## To do
From the listing that follows, extract every line and set it down unaltered.

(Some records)
--------------------------------

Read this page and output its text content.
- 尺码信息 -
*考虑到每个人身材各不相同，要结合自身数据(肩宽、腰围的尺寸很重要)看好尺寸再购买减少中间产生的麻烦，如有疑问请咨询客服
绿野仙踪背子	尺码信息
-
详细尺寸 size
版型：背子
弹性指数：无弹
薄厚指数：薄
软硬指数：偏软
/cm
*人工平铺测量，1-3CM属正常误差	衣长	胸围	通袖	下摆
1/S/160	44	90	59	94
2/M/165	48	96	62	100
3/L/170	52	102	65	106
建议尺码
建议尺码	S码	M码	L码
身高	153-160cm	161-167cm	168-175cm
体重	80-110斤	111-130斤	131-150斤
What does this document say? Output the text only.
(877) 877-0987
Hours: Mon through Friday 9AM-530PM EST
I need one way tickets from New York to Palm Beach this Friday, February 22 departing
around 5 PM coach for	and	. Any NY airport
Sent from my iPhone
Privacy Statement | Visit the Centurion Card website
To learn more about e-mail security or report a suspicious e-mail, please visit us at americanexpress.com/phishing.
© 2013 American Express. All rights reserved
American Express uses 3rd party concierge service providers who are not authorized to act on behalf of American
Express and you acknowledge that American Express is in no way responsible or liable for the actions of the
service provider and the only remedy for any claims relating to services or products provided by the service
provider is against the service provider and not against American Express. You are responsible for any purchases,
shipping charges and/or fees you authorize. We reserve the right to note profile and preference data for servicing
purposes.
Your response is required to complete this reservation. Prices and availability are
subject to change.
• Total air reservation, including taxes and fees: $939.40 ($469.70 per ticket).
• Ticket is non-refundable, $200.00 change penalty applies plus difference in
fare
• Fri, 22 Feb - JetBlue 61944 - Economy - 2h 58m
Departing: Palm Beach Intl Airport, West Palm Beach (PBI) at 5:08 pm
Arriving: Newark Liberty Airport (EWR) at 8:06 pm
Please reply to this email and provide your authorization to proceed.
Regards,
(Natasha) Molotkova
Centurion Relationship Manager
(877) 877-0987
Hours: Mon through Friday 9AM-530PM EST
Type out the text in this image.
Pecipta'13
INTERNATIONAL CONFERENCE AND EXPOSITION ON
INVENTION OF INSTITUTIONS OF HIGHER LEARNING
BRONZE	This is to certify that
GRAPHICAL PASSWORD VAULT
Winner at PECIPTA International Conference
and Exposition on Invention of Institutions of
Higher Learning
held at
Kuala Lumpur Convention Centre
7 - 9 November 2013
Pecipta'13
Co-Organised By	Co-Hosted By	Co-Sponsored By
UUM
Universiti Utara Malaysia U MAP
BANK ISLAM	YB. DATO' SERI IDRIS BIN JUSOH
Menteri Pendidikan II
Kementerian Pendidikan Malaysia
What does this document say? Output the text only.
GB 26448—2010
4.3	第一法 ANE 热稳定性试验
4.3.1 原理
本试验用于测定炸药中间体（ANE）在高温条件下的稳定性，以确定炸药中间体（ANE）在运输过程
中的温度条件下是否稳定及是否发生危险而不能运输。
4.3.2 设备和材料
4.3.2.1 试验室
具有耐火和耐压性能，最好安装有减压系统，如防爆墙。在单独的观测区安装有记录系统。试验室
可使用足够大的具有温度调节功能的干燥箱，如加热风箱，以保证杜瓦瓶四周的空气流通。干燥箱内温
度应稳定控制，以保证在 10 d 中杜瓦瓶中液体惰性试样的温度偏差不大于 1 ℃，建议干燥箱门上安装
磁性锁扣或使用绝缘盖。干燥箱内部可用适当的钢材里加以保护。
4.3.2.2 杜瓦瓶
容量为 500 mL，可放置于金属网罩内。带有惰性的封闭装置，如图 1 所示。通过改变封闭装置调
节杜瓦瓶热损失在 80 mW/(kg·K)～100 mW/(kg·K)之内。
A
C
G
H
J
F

--------------------------------

## Result
Read this page and output its text content.
- 尺码信息 -
*考虑到每个人身材各不相同，要结合自身数据(肩宽、腰围的尺寸很重要)看好尺寸再购买减少中间产生的麻烦，如有疑问请咨询客服
绿野仙踪背子	尺码信息
-
详细尺寸 size
版型：背子
弹性指数：无弹
薄厚指数：薄
软硬指数：偏软
/cm
*人工平铺测量，1-3CM属正常误差	衣长	胸围	通袖	下摆
1/S/160	44	90	59	94
2/M/165	48	96	62	100
3/L/170	52	102	65	106
建议尺码
建议尺码	S码	M码	L码
身高	153-160cm	161-167cm	168-175cm
体重	80-110斤	111-130斤	131-150斤
What does this document say? Output the text only.
(877) 877-0987
Hours: Mon through Friday 9AM-530PM EST
I need one way tickets from New York to Palm Beach this Friday, February 22 departing
around 5 PM coach for	and	. Any NY airport
Sent from my iPhone
Privacy Statement | Visit the Centurion Card website
To learn more about e-mail security or report a suspicious e-mail, please visit us at americanexpress.com/phishing.
© 2013 American Express. All rights reserved
American Express uses 3rd party concierge service providers who are not authorized to act on behalf of American
Express and you acknowledge that American Express is in no way responsible or liable for the actions of the
service provider and the only remedy for any claims relating to services or products provided by the service
provider is against the service provider and not against American Express. You are responsible for any purchases,
shipping charges and/or fees you authorize. We reserve the right to note profile and preference data for servicing
purposes.
Your response is required to complete this reservation. Prices and availability are
subject to change.
• Total air reservation, including taxes and fees: $939.40 ($469.70 per ticket).
• Ticket is non-refundable, $200.00 change penalty applies plus difference in
fare
• Fri, 22 Feb - JetBlue 61944 - Economy - 2h 58m
Departing: Palm Beach Intl Airport, West Palm Beach (PBI) at 5:08 pm
Arriving: Newark Liberty Airport (EWR) at 8:06 pm
Please reply to this email and provide your authorization to proceed.
Regards,
(Natasha) Molotkova
Centurion Relationship Manager
(877) 877-0987
Hours: Mon through Friday 9AM-530PM EST
Type out the text in this image.
Pecipta'13
INTERNATIONAL CONFERENCE AND EXPOSITION ON
INVENTION OF INSTITUTIONS OF HIGHER LEARNING
BRONZE	This is to certify that
GRAPHICAL PASSWORD VAULT
Winner at PECIPTA International Conference
and Exposition on Invention of Institutions of
Higher Learning
held at
Kuala Lumpur Convention Centre
7 - 9 November 2013
Pecipta'13
Co-Organised By	Co-Hosted By	Co-Sponsored By
UUM
Universiti Utara Malaysia U MAP
BANK ISLAM	YB. DATO' SERI IDRIS BIN JUSOH
Menteri Pendidikan II
Kementerian Pendidikan Malaysia
What does this document say? Output the text only.
GB 26448—2010
4.3	第一法 ANE 热稳定性试验
4.3.1 原理
本试验用于测定炸药中间体（ANE）在高温条件下的稳定性，以确定炸药中间体（ANE）在运输过程
中的温度条件下是否稳定及是否发生危险而不能运输。
4.3.2 设备和材料
4.3.2.1 试验室
具有耐火和耐压性能，最好安装有减压系统，如防爆墙。在单独的观测区安装有记录系统。试验室
可使用足够大的具有温度调节功能的干燥箱，如加热风箱，以保证杜瓦瓶四周的空气流通。干燥箱内温
度应稳定控制，以保证在 10 d 中杜瓦瓶中液体惰性试样的温度偏差不大于 1 ℃，建议干燥箱门上安装
磁性锁扣或使用绝缘盖。干燥箱内部可用适当的钢材里加以保护。
4.3.2.2 杜瓦瓶
容量为 500 mL，可放置于金属网罩内。带有惰性的封闭装置，如图 1 所示。通过改变封闭装置调
节杜瓦瓶热损失在 80 mW/(kg·K)～100 mW/(kg·K)之内。
A
C
G
H
J
F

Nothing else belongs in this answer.